* START *
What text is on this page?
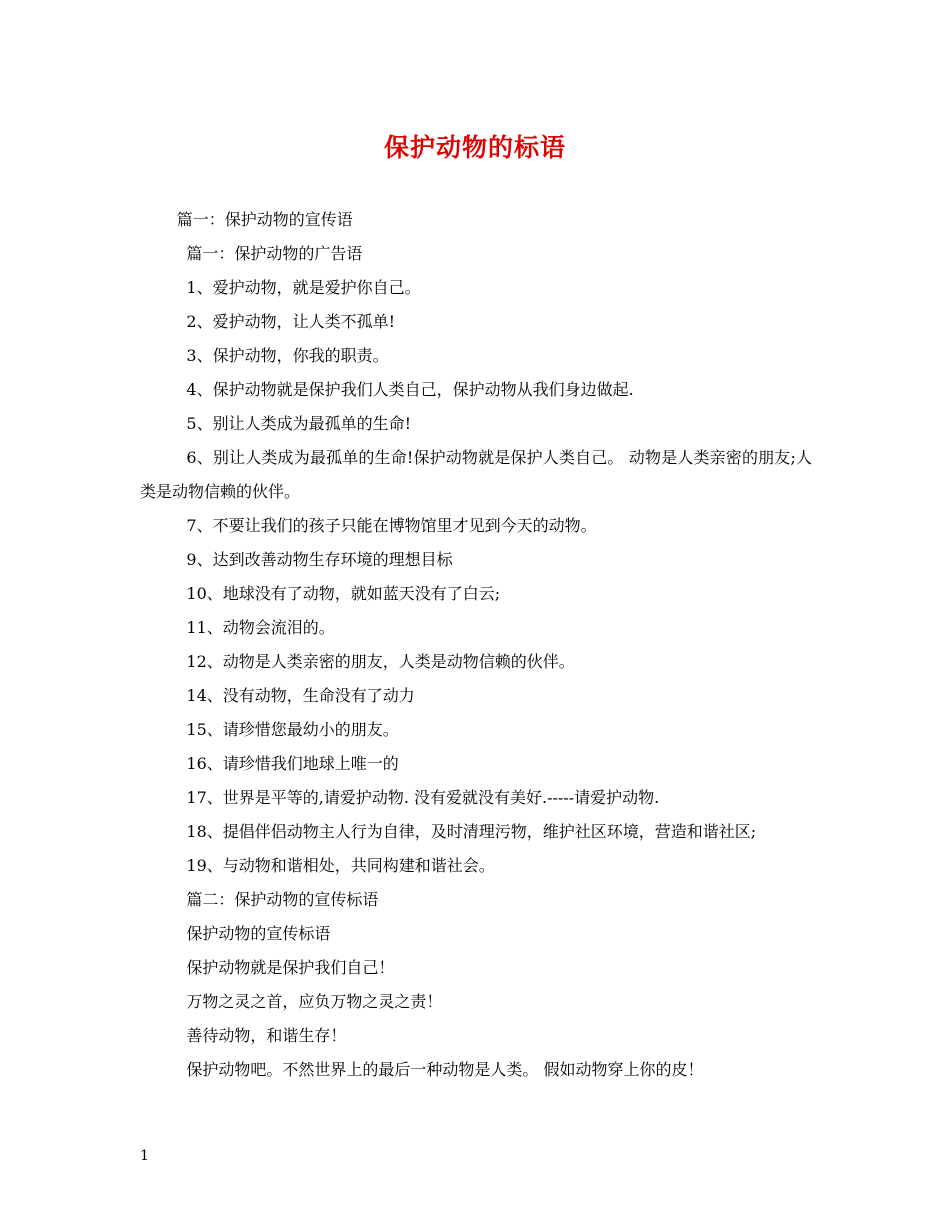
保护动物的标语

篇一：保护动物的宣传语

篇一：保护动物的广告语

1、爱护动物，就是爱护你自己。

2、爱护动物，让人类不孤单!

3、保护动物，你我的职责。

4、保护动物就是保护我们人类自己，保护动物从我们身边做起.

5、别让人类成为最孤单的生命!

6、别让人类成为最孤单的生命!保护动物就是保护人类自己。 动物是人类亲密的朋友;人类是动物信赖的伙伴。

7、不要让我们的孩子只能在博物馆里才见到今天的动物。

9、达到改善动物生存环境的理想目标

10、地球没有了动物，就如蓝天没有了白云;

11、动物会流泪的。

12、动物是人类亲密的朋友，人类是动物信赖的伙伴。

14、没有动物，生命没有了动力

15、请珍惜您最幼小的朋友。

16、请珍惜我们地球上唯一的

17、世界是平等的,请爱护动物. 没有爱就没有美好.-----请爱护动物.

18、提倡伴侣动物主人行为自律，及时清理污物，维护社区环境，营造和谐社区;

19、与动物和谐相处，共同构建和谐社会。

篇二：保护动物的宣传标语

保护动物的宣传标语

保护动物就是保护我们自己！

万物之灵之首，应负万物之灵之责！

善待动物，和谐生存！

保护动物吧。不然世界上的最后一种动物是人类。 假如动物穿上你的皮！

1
* END *
* START *
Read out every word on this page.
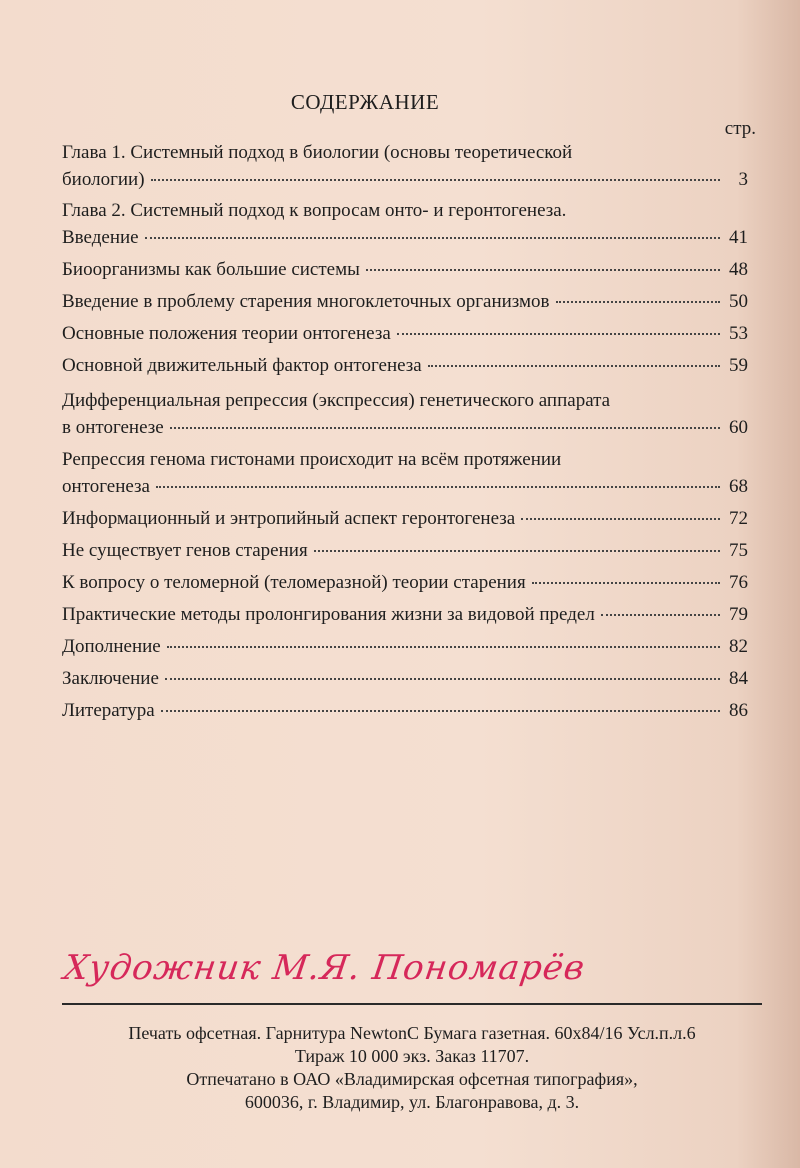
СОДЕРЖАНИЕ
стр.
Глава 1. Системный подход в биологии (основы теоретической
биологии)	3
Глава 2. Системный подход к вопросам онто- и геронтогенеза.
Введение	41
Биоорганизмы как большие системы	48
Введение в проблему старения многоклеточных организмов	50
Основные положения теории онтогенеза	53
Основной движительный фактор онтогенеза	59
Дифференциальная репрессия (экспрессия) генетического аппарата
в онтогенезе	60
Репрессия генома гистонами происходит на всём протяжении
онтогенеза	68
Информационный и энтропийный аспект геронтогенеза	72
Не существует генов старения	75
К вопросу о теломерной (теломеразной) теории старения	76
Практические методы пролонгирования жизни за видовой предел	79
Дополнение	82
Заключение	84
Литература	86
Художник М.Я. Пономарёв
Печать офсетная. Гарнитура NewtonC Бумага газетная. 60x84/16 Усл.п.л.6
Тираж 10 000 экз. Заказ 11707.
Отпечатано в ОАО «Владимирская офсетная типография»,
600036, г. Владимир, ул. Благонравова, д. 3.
* END *
- _Request_: Give only the number of lines above that hold the string "别让人类成为最孤单的生命".

- _Answer below_: 2